======== Data ========

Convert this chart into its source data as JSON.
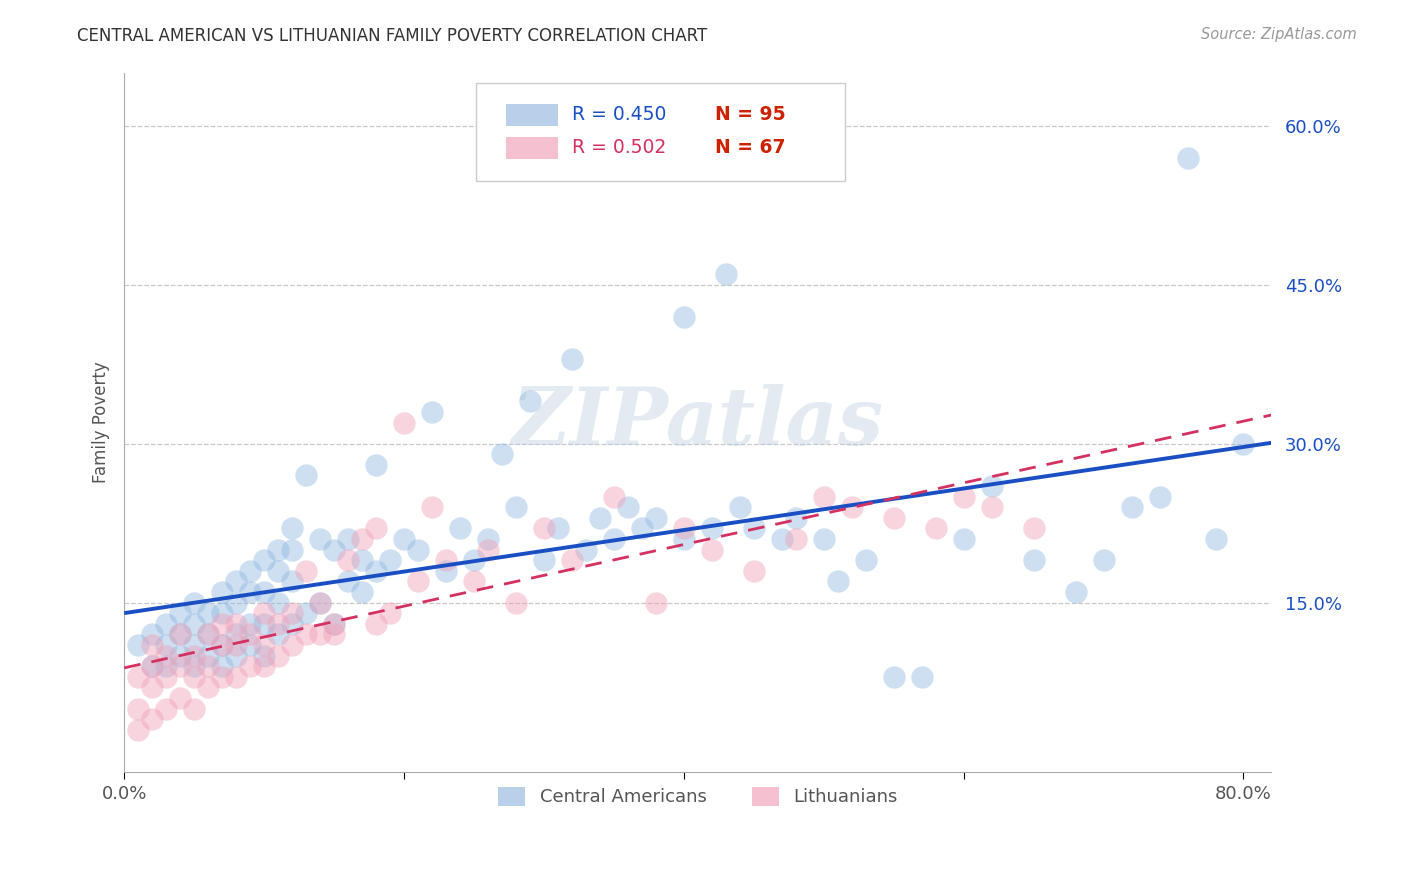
{
  "title": "CENTRAL AMERICAN VS LITHUANIAN FAMILY POVERTY CORRELATION CHART",
  "source": "Source: ZipAtlas.com",
  "ylabel": "Family Poverty",
  "xlim": [
    0.0,
    0.82
  ],
  "ylim": [
    -0.01,
    0.65
  ],
  "xtick_positions": [
    0.0,
    0.2,
    0.4,
    0.6,
    0.8
  ],
  "xticklabels": [
    "0.0%",
    "",
    "",
    "",
    "80.0%"
  ],
  "ytick_positions": [
    0.15,
    0.3,
    0.45,
    0.6
  ],
  "ytick_labels": [
    "15.0%",
    "30.0%",
    "45.0%",
    "60.0%"
  ],
  "background_color": "#ffffff",
  "grid_color": "#c8c8c8",
  "blue_scatter_color": "#92b8e0",
  "pink_scatter_color": "#f0a0b8",
  "blue_line_color": "#1a4fc4",
  "pink_line_color": "#d43060",
  "legend_blue_R": "R = 0.450",
  "legend_blue_N": "N = 95",
  "legend_pink_R": "R = 0.502",
  "legend_pink_N": "N = 67",
  "watermark": "ZIPatlas",
  "ca_x": [
    0.01,
    0.02,
    0.02,
    0.03,
    0.03,
    0.03,
    0.04,
    0.04,
    0.04,
    0.05,
    0.05,
    0.05,
    0.05,
    0.06,
    0.06,
    0.06,
    0.07,
    0.07,
    0.07,
    0.07,
    0.08,
    0.08,
    0.08,
    0.08,
    0.09,
    0.09,
    0.09,
    0.09,
    0.1,
    0.1,
    0.1,
    0.1,
    0.11,
    0.11,
    0.11,
    0.11,
    0.12,
    0.12,
    0.12,
    0.12,
    0.13,
    0.13,
    0.14,
    0.14,
    0.15,
    0.15,
    0.16,
    0.16,
    0.17,
    0.17,
    0.18,
    0.18,
    0.19,
    0.2,
    0.21,
    0.22,
    0.23,
    0.24,
    0.25,
    0.26,
    0.27,
    0.28,
    0.29,
    0.3,
    0.31,
    0.32,
    0.33,
    0.34,
    0.35,
    0.36,
    0.37,
    0.38,
    0.4,
    0.4,
    0.42,
    0.43,
    0.44,
    0.45,
    0.47,
    0.48,
    0.5,
    0.51,
    0.53,
    0.55,
    0.57,
    0.6,
    0.62,
    0.65,
    0.68,
    0.7,
    0.72,
    0.74,
    0.76,
    0.78,
    0.8
  ],
  "ca_y": [
    0.11,
    0.09,
    0.12,
    0.09,
    0.11,
    0.13,
    0.1,
    0.12,
    0.14,
    0.09,
    0.11,
    0.13,
    0.15,
    0.1,
    0.12,
    0.14,
    0.09,
    0.11,
    0.14,
    0.16,
    0.1,
    0.12,
    0.15,
    0.17,
    0.11,
    0.13,
    0.16,
    0.18,
    0.1,
    0.13,
    0.16,
    0.19,
    0.12,
    0.15,
    0.18,
    0.2,
    0.13,
    0.17,
    0.2,
    0.22,
    0.14,
    0.27,
    0.15,
    0.21,
    0.13,
    0.2,
    0.17,
    0.21,
    0.16,
    0.19,
    0.18,
    0.28,
    0.19,
    0.21,
    0.2,
    0.33,
    0.18,
    0.22,
    0.19,
    0.21,
    0.29,
    0.24,
    0.34,
    0.19,
    0.22,
    0.38,
    0.2,
    0.23,
    0.21,
    0.24,
    0.22,
    0.23,
    0.21,
    0.42,
    0.22,
    0.46,
    0.24,
    0.22,
    0.21,
    0.23,
    0.21,
    0.17,
    0.19,
    0.08,
    0.08,
    0.21,
    0.26,
    0.19,
    0.16,
    0.19,
    0.24,
    0.25,
    0.57,
    0.21,
    0.3
  ],
  "lith_x": [
    0.01,
    0.01,
    0.01,
    0.02,
    0.02,
    0.02,
    0.02,
    0.03,
    0.03,
    0.03,
    0.04,
    0.04,
    0.04,
    0.05,
    0.05,
    0.05,
    0.06,
    0.06,
    0.06,
    0.07,
    0.07,
    0.07,
    0.08,
    0.08,
    0.08,
    0.09,
    0.09,
    0.1,
    0.1,
    0.1,
    0.11,
    0.11,
    0.12,
    0.12,
    0.13,
    0.13,
    0.14,
    0.14,
    0.15,
    0.15,
    0.16,
    0.17,
    0.18,
    0.18,
    0.19,
    0.2,
    0.21,
    0.22,
    0.23,
    0.25,
    0.26,
    0.28,
    0.3,
    0.32,
    0.35,
    0.38,
    0.4,
    0.42,
    0.45,
    0.48,
    0.5,
    0.52,
    0.55,
    0.58,
    0.6,
    0.62,
    0.65
  ],
  "lith_y": [
    0.03,
    0.05,
    0.08,
    0.04,
    0.07,
    0.09,
    0.11,
    0.05,
    0.08,
    0.1,
    0.06,
    0.09,
    0.12,
    0.05,
    0.08,
    0.1,
    0.07,
    0.09,
    0.12,
    0.08,
    0.11,
    0.13,
    0.08,
    0.11,
    0.13,
    0.09,
    0.12,
    0.09,
    0.11,
    0.14,
    0.1,
    0.13,
    0.11,
    0.14,
    0.12,
    0.18,
    0.12,
    0.15,
    0.13,
    0.12,
    0.19,
    0.21,
    0.13,
    0.22,
    0.14,
    0.32,
    0.17,
    0.24,
    0.19,
    0.17,
    0.2,
    0.15,
    0.22,
    0.19,
    0.25,
    0.15,
    0.22,
    0.2,
    0.18,
    0.21,
    0.25,
    0.24,
    0.23,
    0.22,
    0.25,
    0.24,
    0.22
  ]
}
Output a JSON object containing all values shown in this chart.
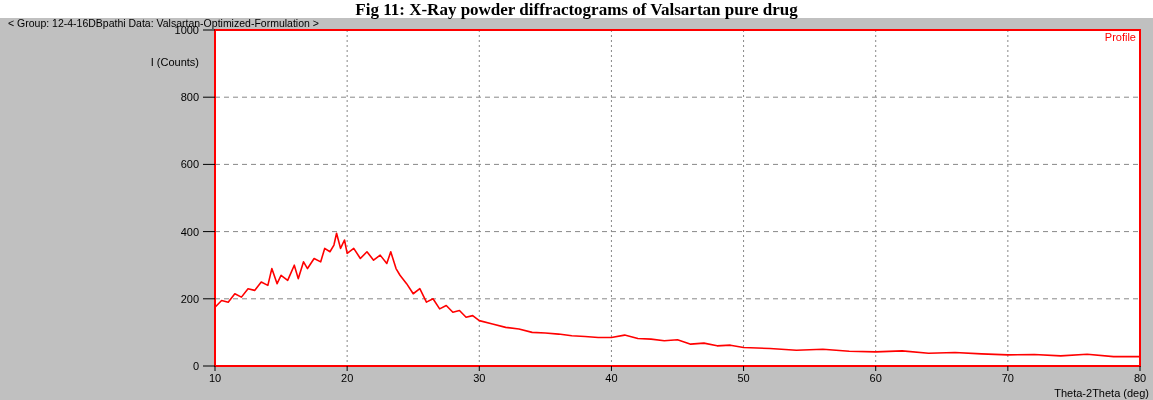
{
  "chart_data": {
    "type": "line",
    "title": "Fig 11: X-Ray powder diffractograms of Valsartan pure drug",
    "xlabel": "Theta-2Theta (deg)",
    "ylabel": "I (Counts)",
    "annotations": [
      "< Group: 12-4-16DBpathi   Data: Valsartan-Optimized-Formulation >",
      "Profile"
    ],
    "xlim": [
      10,
      80
    ],
    "xticks": [
      10,
      20,
      30,
      40,
      50,
      60,
      70,
      80
    ],
    "ylim": [
      0,
      1000
    ],
    "yticks": [
      0,
      200,
      400,
      600,
      800,
      1000
    ],
    "grid": true,
    "line_style": "solid",
    "marker": "none",
    "series": [
      {
        "color": "#ff0000",
        "x": [
          10,
          10.5,
          11,
          11.5,
          12,
          12.5,
          13,
          13.5,
          14,
          14.3,
          14.7,
          15,
          15.5,
          16,
          16.3,
          16.7,
          17,
          17.5,
          18,
          18.3,
          18.7,
          19,
          19.2,
          19.5,
          19.8,
          20,
          20.5,
          21,
          21.5,
          22,
          22.5,
          23,
          23.3,
          23.7,
          24,
          24.5,
          25,
          25.5,
          26,
          26.5,
          27,
          27.5,
          28,
          28.5,
          29,
          29.5,
          30,
          31,
          32,
          33,
          34,
          35,
          36,
          37,
          38,
          39,
          40,
          41,
          42,
          43,
          44,
          45,
          46,
          47,
          48,
          49,
          50,
          52,
          54,
          56,
          58,
          60,
          62,
          64,
          66,
          68,
          70,
          72,
          74,
          76,
          78,
          80
        ],
        "values": [
          175,
          195,
          190,
          215,
          205,
          230,
          225,
          250,
          240,
          290,
          245,
          270,
          255,
          300,
          260,
          310,
          290,
          320,
          310,
          350,
          340,
          360,
          395,
          350,
          375,
          335,
          350,
          320,
          340,
          315,
          330,
          305,
          340,
          290,
          270,
          245,
          215,
          230,
          190,
          200,
          170,
          180,
          160,
          165,
          145,
          150,
          135,
          125,
          115,
          110,
          100,
          98,
          95,
          90,
          88,
          85,
          85,
          92,
          82,
          80,
          75,
          78,
          65,
          68,
          60,
          62,
          55,
          52,
          47,
          50,
          44,
          42,
          45,
          38,
          40,
          36,
          33,
          34,
          30,
          35,
          28,
          28
        ]
      }
    ]
  }
}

========

▶ Exercise brief:
Each line in the data that holds the string "title" should be found and copied.

▶ Solution below:
  "title": "CENTRAL AMERICAN VS LITHUANIAN FAMILY POVERTY CORRELATION CHART",
    "title": "Fig 11: X-Ray powder diffractograms of Valsartan pure drug",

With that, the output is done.